--- begin STORED DATA ---

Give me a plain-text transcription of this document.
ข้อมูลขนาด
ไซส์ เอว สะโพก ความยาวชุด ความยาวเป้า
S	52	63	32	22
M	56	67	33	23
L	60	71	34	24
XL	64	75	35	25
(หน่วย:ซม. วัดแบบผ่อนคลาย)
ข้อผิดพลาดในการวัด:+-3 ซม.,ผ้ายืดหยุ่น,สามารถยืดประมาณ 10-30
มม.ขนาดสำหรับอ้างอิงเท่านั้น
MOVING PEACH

--- end STORED DATA ---

Write out the data again, exactly and in full.

ANSWER TO THE EXERCISE
Give me a plain-text transcription of this document.
ข้อมูลขนาด
ไซส์ เอว สะโพก ความยาวชุด ความยาวเป้า
S	52	63	32	22
M	56	67	33	23
L	60	71	34	24
XL	64	75	35	25
(หน่วย:ซม. วัดแบบผ่อนคลาย)
ข้อผิดพลาดในการวัด:+-3 ซม.,ผ้ายืดหยุ่น,สามารถยืดประมาณ 10-30
มม.ขนาดสำหรับอ้างอิงเท่านั้น
MOVING PEACH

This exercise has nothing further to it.